Your goal. Report how many lines hold the word "aliran"; give nothing but the number.

Dataset rows.
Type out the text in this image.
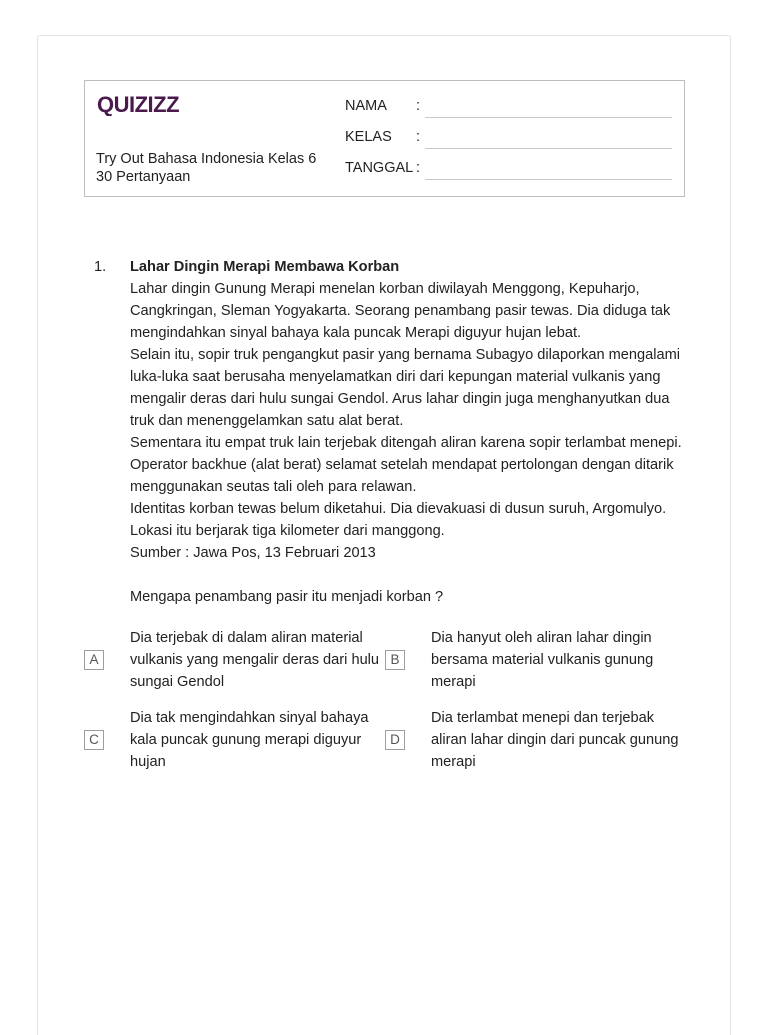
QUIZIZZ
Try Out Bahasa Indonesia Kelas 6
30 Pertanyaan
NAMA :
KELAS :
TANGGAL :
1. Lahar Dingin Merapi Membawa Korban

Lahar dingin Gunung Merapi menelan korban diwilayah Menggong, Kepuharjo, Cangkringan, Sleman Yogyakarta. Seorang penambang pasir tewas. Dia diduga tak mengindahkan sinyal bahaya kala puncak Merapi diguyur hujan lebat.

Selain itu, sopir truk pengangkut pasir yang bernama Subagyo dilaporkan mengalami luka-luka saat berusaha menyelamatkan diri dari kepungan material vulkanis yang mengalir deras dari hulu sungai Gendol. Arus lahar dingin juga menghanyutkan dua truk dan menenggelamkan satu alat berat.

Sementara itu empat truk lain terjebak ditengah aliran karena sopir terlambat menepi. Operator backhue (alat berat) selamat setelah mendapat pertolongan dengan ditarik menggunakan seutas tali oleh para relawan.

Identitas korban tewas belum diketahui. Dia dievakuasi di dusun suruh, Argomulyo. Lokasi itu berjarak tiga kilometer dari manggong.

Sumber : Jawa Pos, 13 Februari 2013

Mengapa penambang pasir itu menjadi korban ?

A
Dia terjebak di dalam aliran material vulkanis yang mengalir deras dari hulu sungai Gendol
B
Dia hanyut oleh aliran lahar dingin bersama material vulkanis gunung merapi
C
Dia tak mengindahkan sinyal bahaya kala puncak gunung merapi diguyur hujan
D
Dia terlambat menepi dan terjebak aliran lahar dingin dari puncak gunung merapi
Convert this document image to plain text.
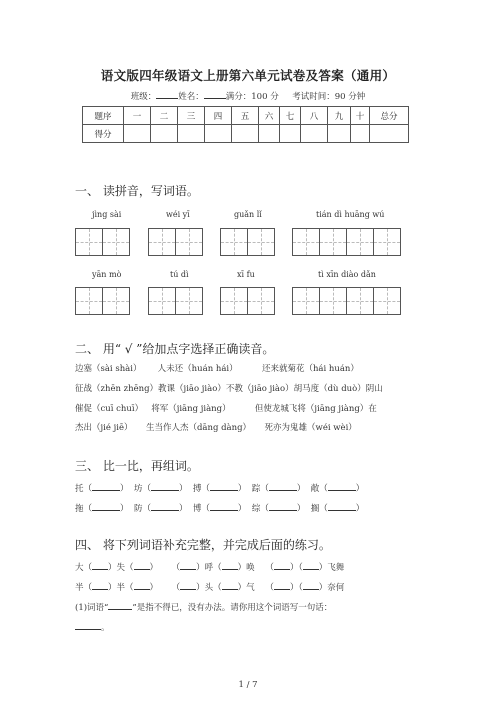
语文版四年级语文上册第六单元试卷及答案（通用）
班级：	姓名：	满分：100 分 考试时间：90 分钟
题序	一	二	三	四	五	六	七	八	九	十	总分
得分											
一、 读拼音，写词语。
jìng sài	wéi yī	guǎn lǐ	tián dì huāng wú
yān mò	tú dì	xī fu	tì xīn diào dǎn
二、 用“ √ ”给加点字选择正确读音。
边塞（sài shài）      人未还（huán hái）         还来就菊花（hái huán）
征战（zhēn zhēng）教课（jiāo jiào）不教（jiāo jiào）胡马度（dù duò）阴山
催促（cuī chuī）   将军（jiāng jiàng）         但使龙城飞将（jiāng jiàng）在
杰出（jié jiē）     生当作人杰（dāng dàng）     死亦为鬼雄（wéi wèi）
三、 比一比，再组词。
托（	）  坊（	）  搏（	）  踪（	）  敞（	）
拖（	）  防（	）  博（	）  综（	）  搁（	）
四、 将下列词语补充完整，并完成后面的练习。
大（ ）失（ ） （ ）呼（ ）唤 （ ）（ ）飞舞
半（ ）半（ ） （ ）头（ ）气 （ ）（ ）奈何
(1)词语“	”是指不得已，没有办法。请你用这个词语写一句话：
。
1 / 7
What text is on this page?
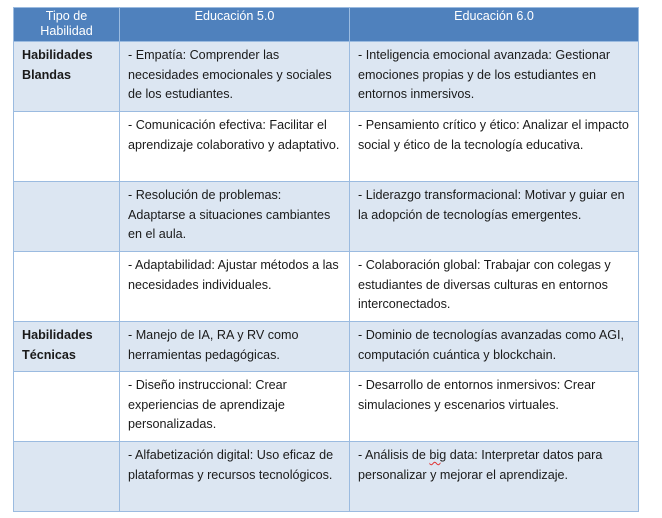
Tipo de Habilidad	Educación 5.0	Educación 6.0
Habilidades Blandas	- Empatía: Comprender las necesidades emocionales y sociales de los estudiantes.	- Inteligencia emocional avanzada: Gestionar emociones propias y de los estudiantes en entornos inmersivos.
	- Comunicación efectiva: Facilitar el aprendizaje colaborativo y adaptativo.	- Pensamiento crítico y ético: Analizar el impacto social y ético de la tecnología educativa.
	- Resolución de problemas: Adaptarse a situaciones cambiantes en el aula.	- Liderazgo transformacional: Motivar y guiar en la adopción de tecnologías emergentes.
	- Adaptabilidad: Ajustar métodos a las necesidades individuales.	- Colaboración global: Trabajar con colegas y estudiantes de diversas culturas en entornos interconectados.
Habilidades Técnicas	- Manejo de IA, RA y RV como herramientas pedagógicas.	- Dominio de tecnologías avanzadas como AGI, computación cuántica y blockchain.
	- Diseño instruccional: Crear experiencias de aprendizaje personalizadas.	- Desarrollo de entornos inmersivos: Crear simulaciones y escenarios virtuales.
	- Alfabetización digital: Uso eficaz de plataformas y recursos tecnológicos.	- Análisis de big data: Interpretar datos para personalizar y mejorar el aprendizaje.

Answer to the exercise. 4